#### [Source records]
○ ○ ○ ○ ○ ○ ○
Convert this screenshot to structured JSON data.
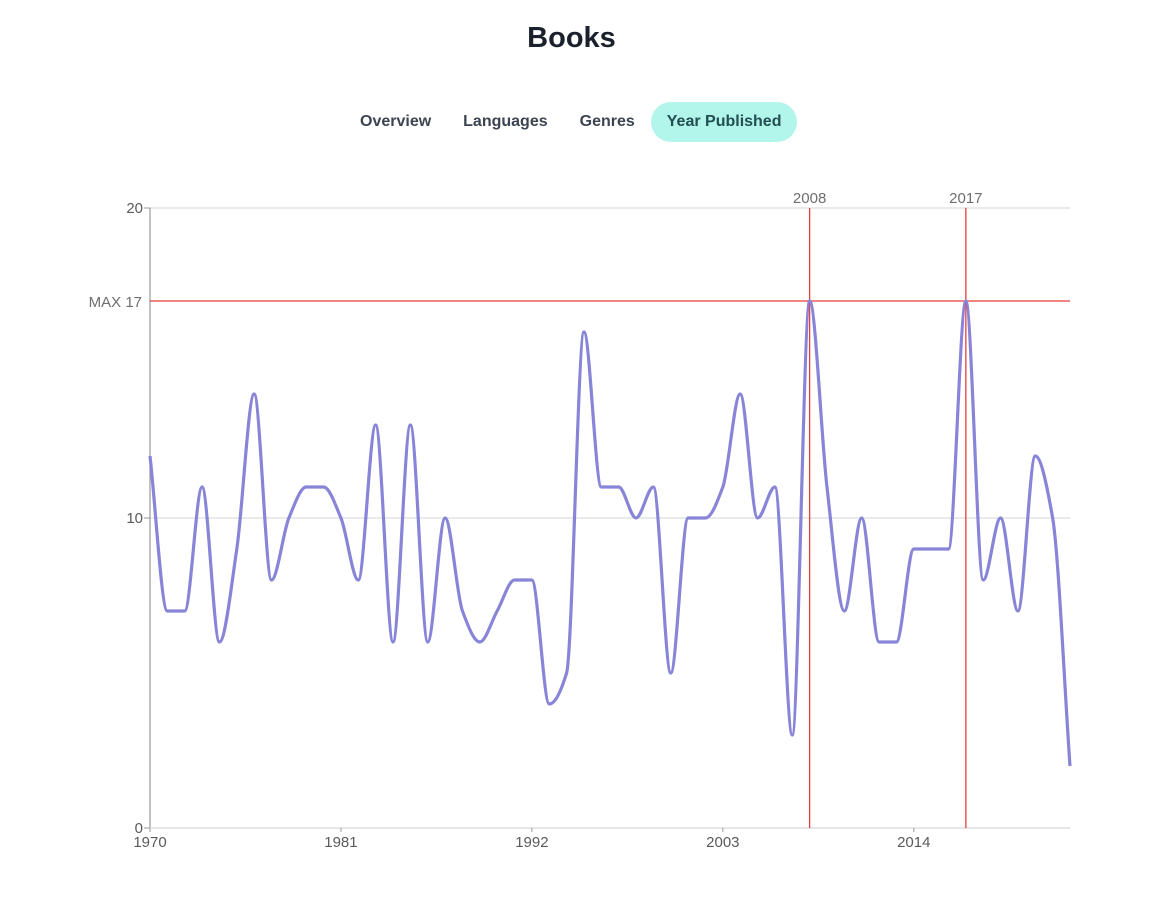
{
  "page": {
    "title": "Books"
  },
  "tabs": [
    {
      "label": "Overview",
      "active": false
    },
    {
      "label": "Languages",
      "active": false
    },
    {
      "label": "Genres",
      "active": false
    },
    {
      "label": "Year Published",
      "active": true
    }
  ],
  "colors": {
    "line": "#8884d8",
    "marker": "#e53e3e",
    "grid": "#dddddd",
    "axis": "#999999",
    "active_tab_bg": "#b2f5ea"
  },
  "chart_data": {
    "type": "line",
    "title": "",
    "xlabel": "",
    "ylabel": "",
    "xlim": [
      1970,
      2023
    ],
    "ylim": [
      0,
      20
    ],
    "x_ticks": [
      "1970",
      "1981",
      "1992",
      "2003",
      "2014"
    ],
    "y_ticks": [
      "0",
      "10",
      "20"
    ],
    "max_label": "MAX 17",
    "max_value": 17,
    "max_years": [
      "2008",
      "2017"
    ],
    "grid": true,
    "legend": "none",
    "x": [
      1970,
      1971,
      1972,
      1973,
      1974,
      1975,
      1976,
      1977,
      1978,
      1979,
      1980,
      1981,
      1982,
      1983,
      1984,
      1985,
      1986,
      1987,
      1988,
      1989,
      1990,
      1991,
      1992,
      1993,
      1994,
      1995,
      1996,
      1997,
      1998,
      1999,
      2000,
      2001,
      2002,
      2003,
      2004,
      2005,
      2006,
      2007,
      2008,
      2009,
      2010,
      2011,
      2012,
      2013,
      2014,
      2015,
      2016,
      2017,
      2018,
      2019,
      2020,
      2021,
      2022,
      2023
    ],
    "series": [
      {
        "values": [
          12,
          7,
          7,
          11,
          6,
          9,
          14,
          8,
          10,
          11,
          11,
          10,
          8,
          13,
          6,
          13,
          6,
          10,
          7,
          6,
          7,
          8,
          8,
          4,
          5,
          16,
          11,
          11,
          10,
          11,
          5,
          10,
          10,
          11,
          14,
          10,
          11,
          3,
          17,
          11,
          7,
          10,
          6,
          6,
          9,
          9,
          9,
          17,
          8,
          10,
          7,
          12,
          10,
          2
        ]
      }
    ]
  }
}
○ ○ ○ ○ ○ ○ ○
#### [Work to complete]
Leave images out of the retyped records; keep all else exact.

#### [Full output]
Convert this screenshot to structured JSON data.
{
  "page": {
    "title": "Books"
  },
  "tabs": [
    {
      "label": "Overview",
      "active": false
    },
    {
      "label": "Languages",
      "active": false
    },
    {
      "label": "Genres",
      "active": false
    },
    {
      "label": "Year Published",
      "active": true
    }
  ],
  "colors": {
    "line": "#8884d8",
    "marker": "#e53e3e",
    "grid": "#dddddd",
    "axis": "#999999",
    "active_tab_bg": "#b2f5ea"
  },
  "chart_data": {
    "type": "line",
    "title": "",
    "xlabel": "",
    "ylabel": "",
    "xlim": [
      1970,
      2023
    ],
    "ylim": [
      0,
      20
    ],
    "x_ticks": [
      "1970",
      "1981",
      "1992",
      "2003",
      "2014"
    ],
    "y_ticks": [
      "0",
      "10",
      "20"
    ],
    "max_label": "MAX 17",
    "max_value": 17,
    "max_years": [
      "2008",
      "2017"
    ],
    "grid": true,
    "legend": "none",
    "x": [
      1970,
      1971,
      1972,
      1973,
      1974,
      1975,
      1976,
      1977,
      1978,
      1979,
      1980,
      1981,
      1982,
      1983,
      1984,
      1985,
      1986,
      1987,
      1988,
      1989,
      1990,
      1991,
      1992,
      1993,
      1994,
      1995,
      1996,
      1997,
      1998,
      1999,
      2000,
      2001,
      2002,
      2003,
      2004,
      2005,
      2006,
      2007,
      2008,
      2009,
      2010,
      2011,
      2012,
      2013,
      2014,
      2015,
      2016,
      2017,
      2018,
      2019,
      2020,
      2021,
      2022,
      2023
    ],
    "series": [
      {
        "values": [
          12,
          7,
          7,
          11,
          6,
          9,
          14,
          8,
          10,
          11,
          11,
          10,
          8,
          13,
          6,
          13,
          6,
          10,
          7,
          6,
          7,
          8,
          8,
          4,
          5,
          16,
          11,
          11,
          10,
          11,
          5,
          10,
          10,
          11,
          14,
          10,
          11,
          3,
          17,
          11,
          7,
          10,
          6,
          6,
          9,
          9,
          9,
          17,
          8,
          10,
          7,
          12,
          10,
          2
        ]
      }
    ]
  }
}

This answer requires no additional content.